--- START OF Raw data ---
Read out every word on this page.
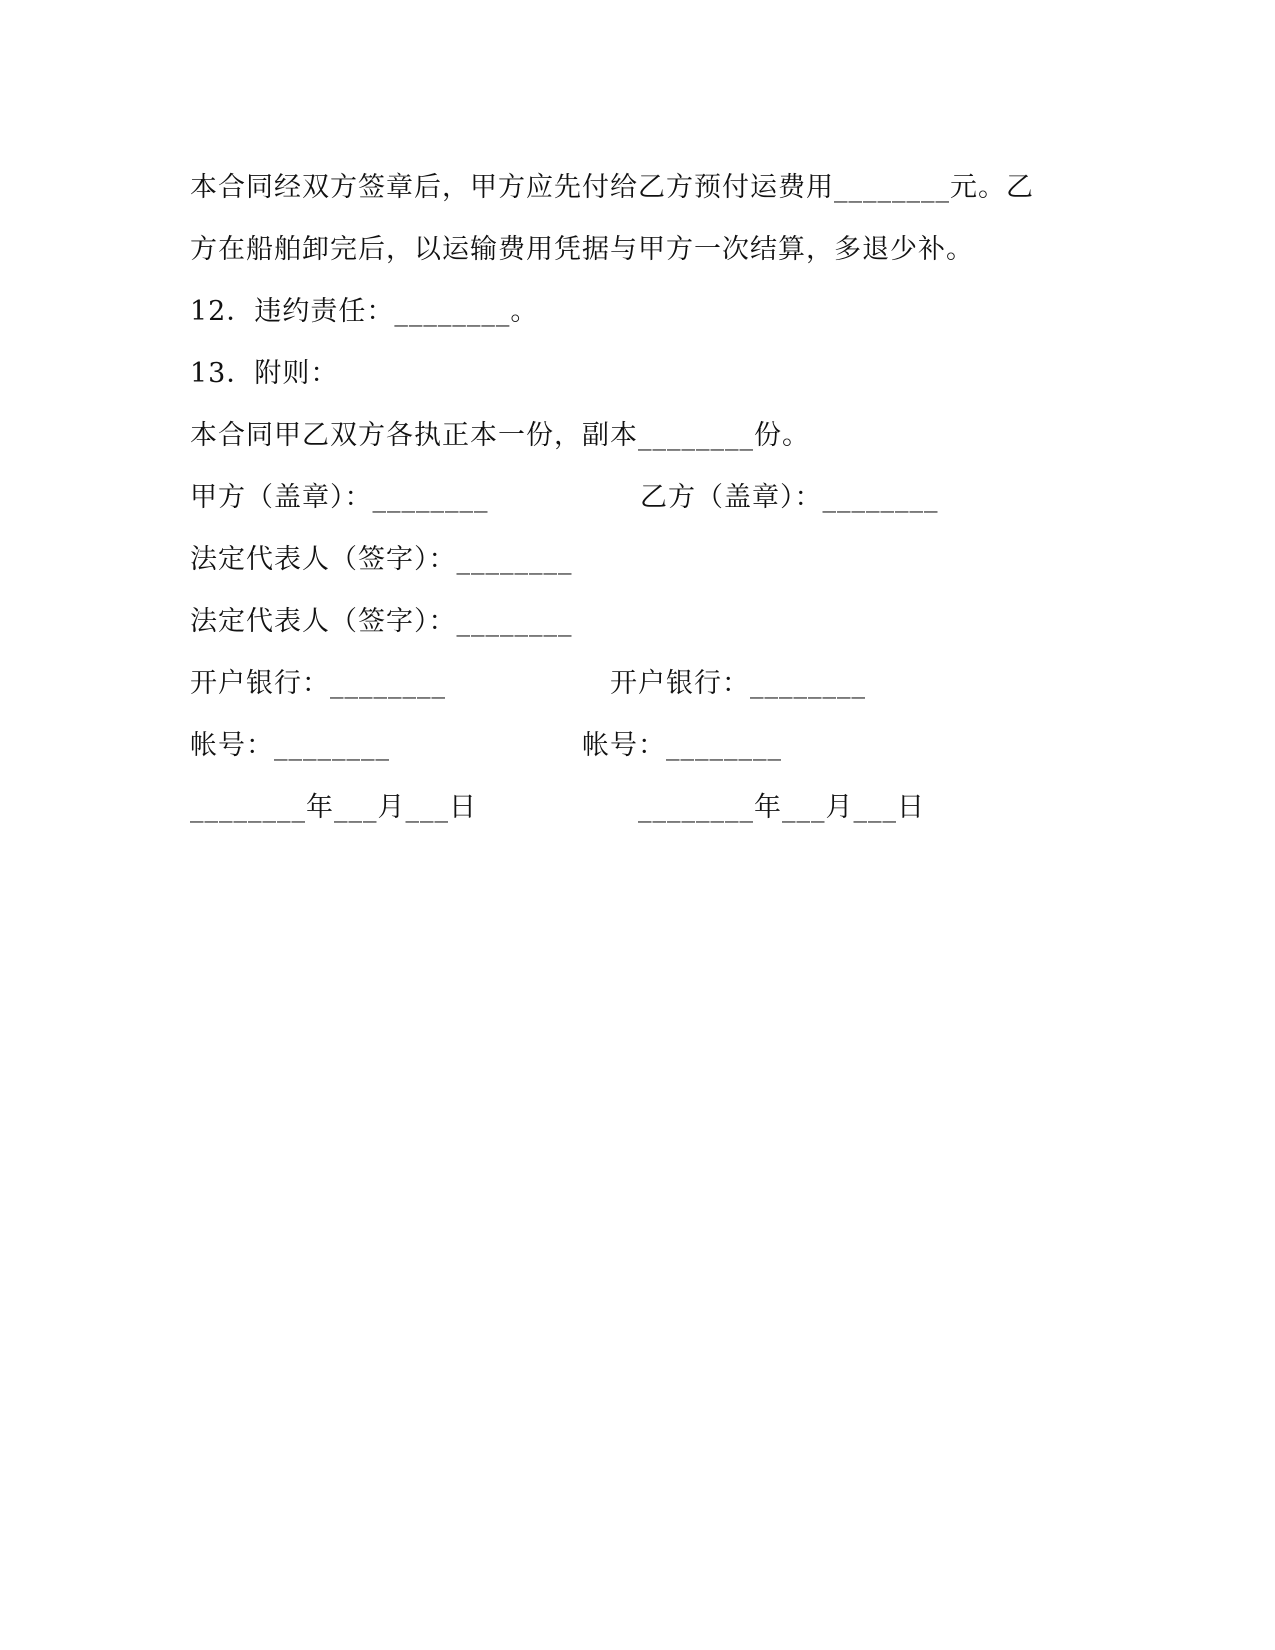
本合同经双方签章后，甲方应先付给乙方预付运费用________元。乙
方在船舶卸完后，以运输费用凭据与甲方一次结算，多退少补。
12．违约责任：________。
13．附则：
本合同甲乙双方各执正本一份，副本________份。
甲方（盖章）：________	乙方（盖章）：________
法定代表人（签字）：________
法定代表人（签字）：________
开户银行：________	开户银行：________
帐号：________	帐号：________
________年___月___日	________年___月___日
--- END OF Raw data ---
Exercise directions » In your copy, repeat each record exactly and include no pictures.

Final result »
Read out every word on this page.
本合同经双方签章后，甲方应先付给乙方预付运费用________元。乙
方在船舶卸完后，以运输费用凭据与甲方一次结算，多退少补。
12．违约责任：________。
13．附则：
本合同甲乙双方各执正本一份，副本________份。
甲方（盖章）：________	乙方（盖章）：________
法定代表人（签字）：________
法定代表人（签字）：________
开户银行：________	开户银行：________
帐号：________	帐号：________
________年___月___日	________年___月___日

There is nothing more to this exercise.